__Set exercise__: Without including any images, reproduce each entry exactly.

__Source records__:
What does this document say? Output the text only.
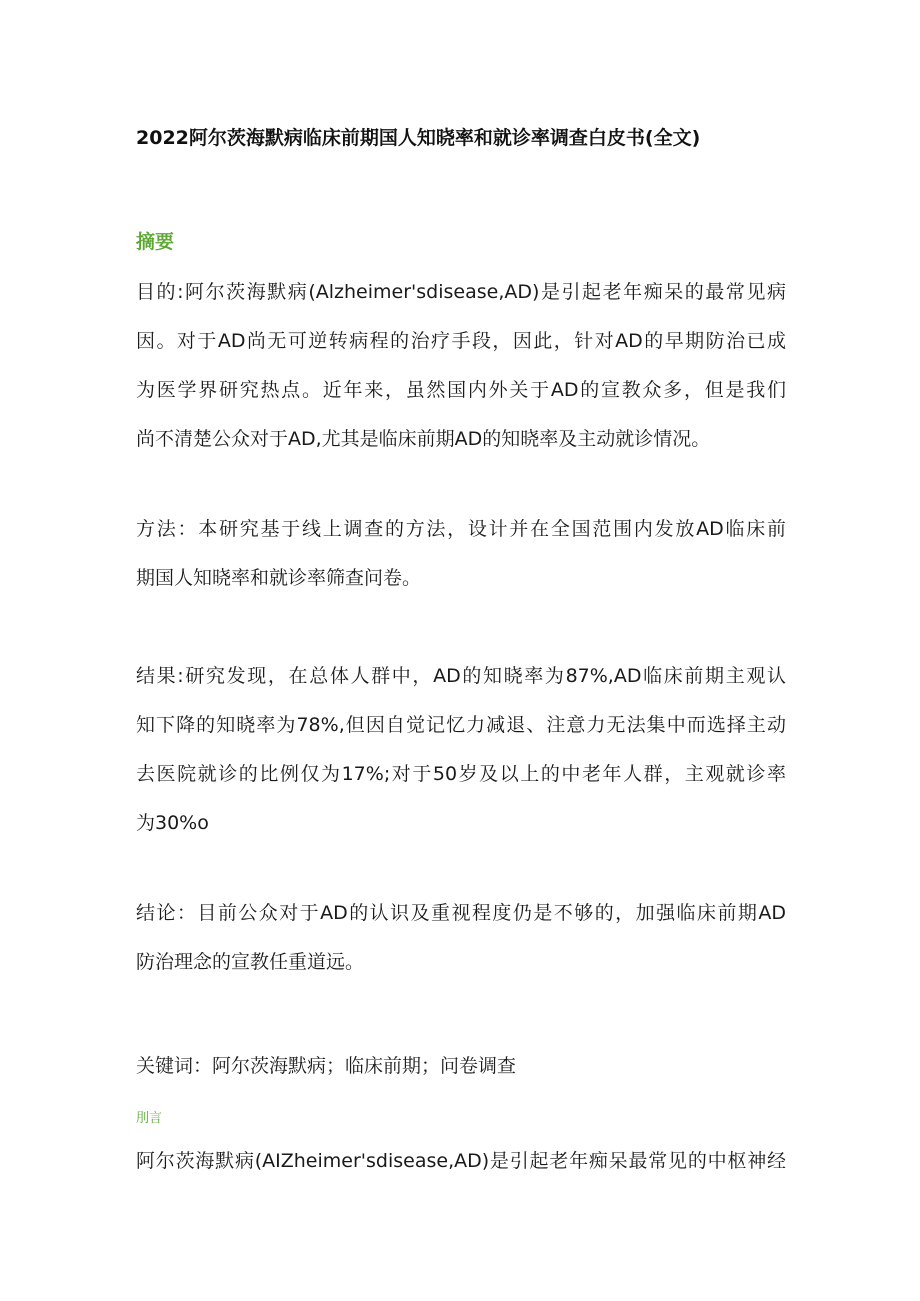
2022阿尔茨海默病临床前期国人知晓率和就诊率调查白皮书(全文)
摘要

目的:阿尔茨海默病(Alzheimer'sdisease,AD)是引起老年痴呆的最常见病
因。对于AD尚无可逆转病程的治疗手段，因此，针对AD的早期防治已成
为医学界研究热点。近年来，虽然国内外关于AD的宣教众多，但是我们
尚不清楚公众对于AD,尤其是临床前期AD的知晓率及主动就诊情况。

方法：本研究基于线上调查的方法，设计并在全国范围内发放AD临床前
期国人知晓率和就诊率筛查问卷。

结果:研究发现，在总体人群中，AD的知晓率为87%,AD临床前期主观认
知下降的知晓率为78%,但因自觉记忆力减退、注意力无法集中而选择主动
去医院就诊的比例仅为17%;对于50岁及以上的中老年人群，主观就诊率
为30%o

结论：目前公众对于AD的认识及重视程度仍是不够的，加强临床前期AD
防治理念的宣教任重道远。

关键词：阿尔茨海默病；临床前期；问卷调查

刖言

阿尔茨海默病(AIZheimer'sdisease,AD)是引起老年痴呆最常见的中枢神经
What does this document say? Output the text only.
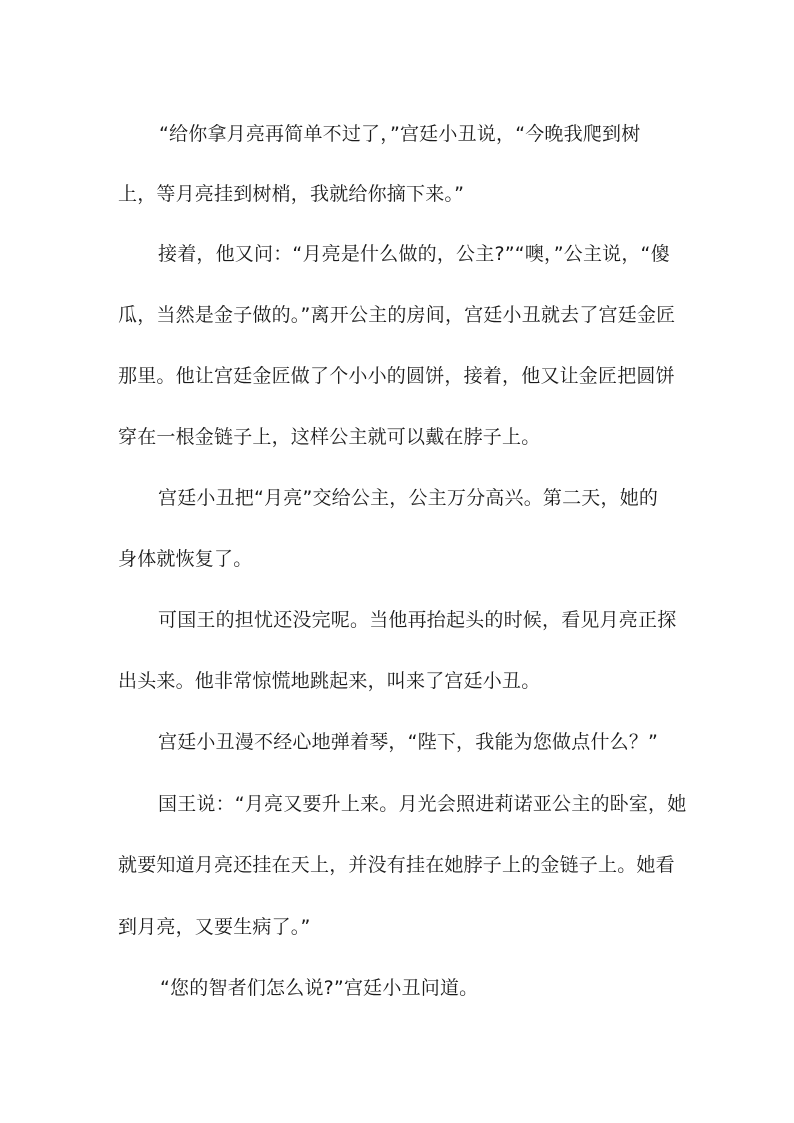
“给你拿月亮再简单不过了，”宫廷小丑说，“今晚我爬到树
上，等月亮挂到树梢，我就给你摘下来。”
接着，他又问：“月亮是什么做的，公主?”“噢，”公主说，“傻
瓜，当然是金子做的。”离开公主的房间，宫廷小丑就去了宫廷金匠
那里。他让宫廷金匠做了个小小的圆饼，接着，他又让金匠把圆饼
穿在一根金链子上，这样公主就可以戴在脖子上。
宫廷小丑把“月亮”交给公主，公主万分高兴。第二天，她的
身体就恢复了。
可国王的担忧还没完呢。当他再抬起头的时候，看见月亮正探
出头来。他非常惊慌地跳起来，叫来了宫廷小丑。
宫廷小丑漫不经心地弹着琴，“陛下，我能为您做点什么？”
国王说：“月亮又要升上来。月光会照进莉诺亚公主的卧室，她
就要知道月亮还挂在天上，并没有挂在她脖子上的金链子上。她看
到月亮，又要生病了。”
“您的智者们怎么说?”宫廷小丑问道。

__Expected answer__:
What does this document say? Output the text only.
2022阿尔茨海默病临床前期国人知晓率和就诊率调查白皮书(全文)
摘要

目的:阿尔茨海默病(Alzheimer'sdisease,AD)是引起老年痴呆的最常见病
因。对于AD尚无可逆转病程的治疗手段，因此，针对AD的早期防治已成
为医学界研究热点。近年来，虽然国内外关于AD的宣教众多，但是我们
尚不清楚公众对于AD,尤其是临床前期AD的知晓率及主动就诊情况。

方法：本研究基于线上调查的方法，设计并在全国范围内发放AD临床前
期国人知晓率和就诊率筛查问卷。

结果:研究发现，在总体人群中，AD的知晓率为87%,AD临床前期主观认
知下降的知晓率为78%,但因自觉记忆力减退、注意力无法集中而选择主动
去医院就诊的比例仅为17%;对于50岁及以上的中老年人群，主观就诊率
为30%o

结论：目前公众对于AD的认识及重视程度仍是不够的，加强临床前期AD
防治理念的宣教任重道远。

关键词：阿尔茨海默病；临床前期；问卷调查

刖言

阿尔茨海默病(AIZheimer'sdisease,AD)是引起老年痴呆最常见的中枢神经
What does this document say? Output the text only.
“给你拿月亮再简单不过了，”宫廷小丑说，“今晚我爬到树
上，等月亮挂到树梢，我就给你摘下来。”
接着，他又问：“月亮是什么做的，公主?”“噢，”公主说，“傻
瓜，当然是金子做的。”离开公主的房间，宫廷小丑就去了宫廷金匠
那里。他让宫廷金匠做了个小小的圆饼，接着，他又让金匠把圆饼
穿在一根金链子上，这样公主就可以戴在脖子上。
宫廷小丑把“月亮”交给公主，公主万分高兴。第二天，她的
身体就恢复了。
可国王的担忧还没完呢。当他再抬起头的时候，看见月亮正探
出头来。他非常惊慌地跳起来，叫来了宫廷小丑。
宫廷小丑漫不经心地弹着琴，“陛下，我能为您做点什么？”
国王说：“月亮又要升上来。月光会照进莉诺亚公主的卧室，她
就要知道月亮还挂在天上，并没有挂在她脖子上的金链子上。她看
到月亮，又要生病了。”
“您的智者们怎么说?”宫廷小丑问道。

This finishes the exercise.